§ **Text provided**
----

Jan 21, 2015

Why I Stopped Reading "Doonesbury"

Gary Trudeau's Doonesbury  first appeared in national syndication in 1970.  I had heard of the strip, but knew nothing about it until the summer of 1982, right after my college graduation, when I found a copy of The Doonesbury Chronicles (1975) at a garage sale.

It came along to grad school in Bloomington with me, along with my Greek New Testament and the copy of The City and the Pillar that I bought in West Hollywood.

I was mesmerized by these 1970s college students, who live together on a commune outside Walden College, and form an alternate family, with heterosexual romance virtually absent.

Mike Doonesbury, the level-headed, somewhat naive central character.
The radical hippie Mark Slackmeyer.
Pot-loving "freak" Zonker Harris
Conservative all-American B.D.
And especially Joanie Caucus, a housewife who abandoned a heterosexual life for the wild freedom of the commune.

In Bloomington in 1982, I started reading the strip in the Herald-Times.  The politics bored me, and I disliked the custom of using weird icons for political figures, like a cowboy hat for Ronald Reagan.

----

§ **The problem**
In the piece on Doonesbury above, where did the writer find a copy of The Doonesbury Chronicles?

----

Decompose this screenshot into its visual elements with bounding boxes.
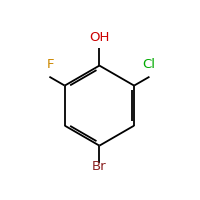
Text: OH: OH <box>89 31 110 44</box>
Text: F: F <box>46 58 54 71</box>
Text: Br: Br <box>92 160 107 173</box>
Text: Cl: Cl <box>142 58 155 71</box>
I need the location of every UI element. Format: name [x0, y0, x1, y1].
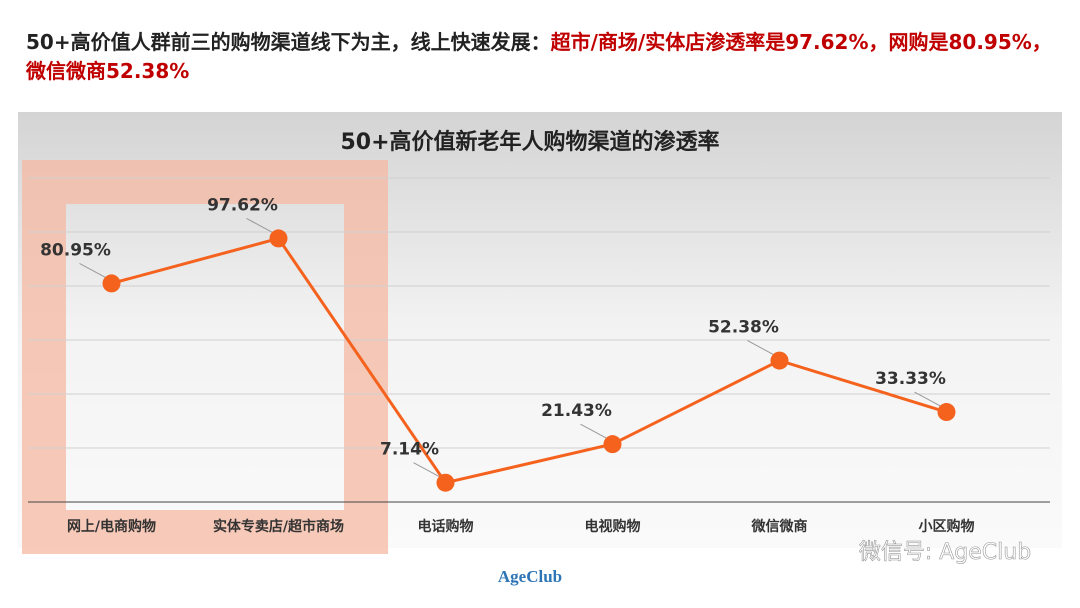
leader-line [79, 262, 106, 278]
headline-part: 50+高价值人群前三的购物渠道线下为主，线上快速发展： [26, 30, 551, 54]
headline: 50+高价值人群前三的购物渠道线下为主，线上快速发展：超市/商场/实体店渗透率是… [26, 28, 1066, 86]
leader-line [246, 217, 273, 233]
watermark: 微信号: AgeClub [859, 540, 1031, 565]
data-label: 80.95% [40, 240, 111, 260]
chart-title: 50+高价值新老年人购物渠道的渗透率 [340, 129, 719, 155]
leader-line [747, 340, 774, 356]
x-tick-label: 网上/电商购物 [67, 518, 156, 535]
x-tick-label: 小区购物 [919, 518, 975, 535]
x-tick-label: 电话购物 [418, 518, 474, 535]
x-tick-label: 实体专卖店/超市商场 [213, 518, 344, 535]
leader-line [413, 462, 440, 478]
headline-part: 超市/商场/实体店渗透率是97.62%，网购是80.95%，微信微商52.38% [26, 30, 1052, 83]
x-tick-label: 电视购物 [585, 518, 641, 535]
data-label: 33.33% [875, 369, 946, 389]
point [603, 435, 622, 454]
line [111, 236, 947, 485]
data-label: 97.62% [207, 195, 278, 215]
data-label: 7.14% [380, 440, 439, 460]
point [937, 403, 956, 422]
point [102, 274, 121, 293]
x-tick-label: 微信微商 [751, 518, 808, 535]
logo: AgeClub [498, 567, 562, 586]
point [436, 473, 455, 492]
point [269, 229, 288, 248]
highlight-box [22, 160, 388, 554]
data-label: 21.43% [541, 401, 612, 421]
leader-line [580, 423, 607, 439]
leader-line [914, 391, 941, 407]
point [770, 351, 789, 370]
data-label: 52.38% [708, 318, 779, 338]
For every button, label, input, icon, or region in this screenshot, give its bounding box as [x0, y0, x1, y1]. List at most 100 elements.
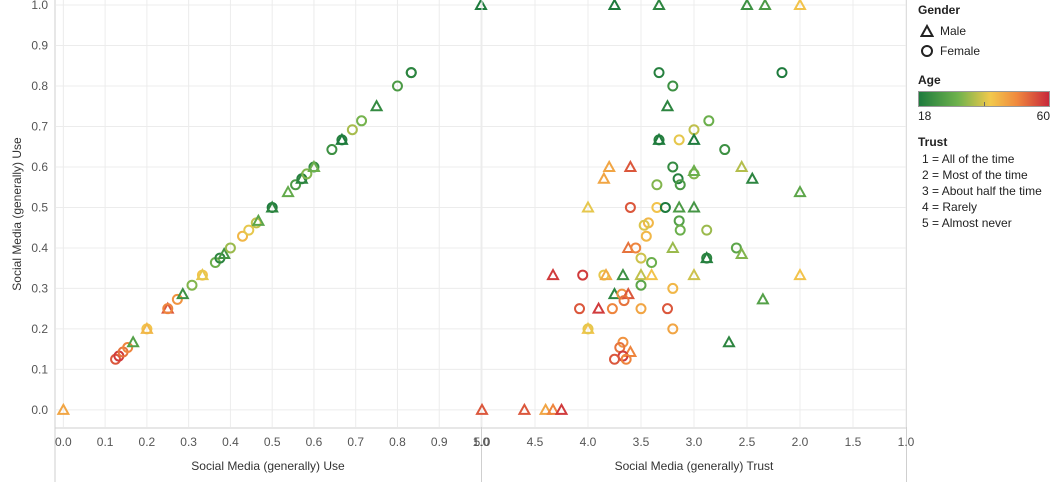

----

§ **Output of the exercise**
At a garage sale, in the summer of 1982.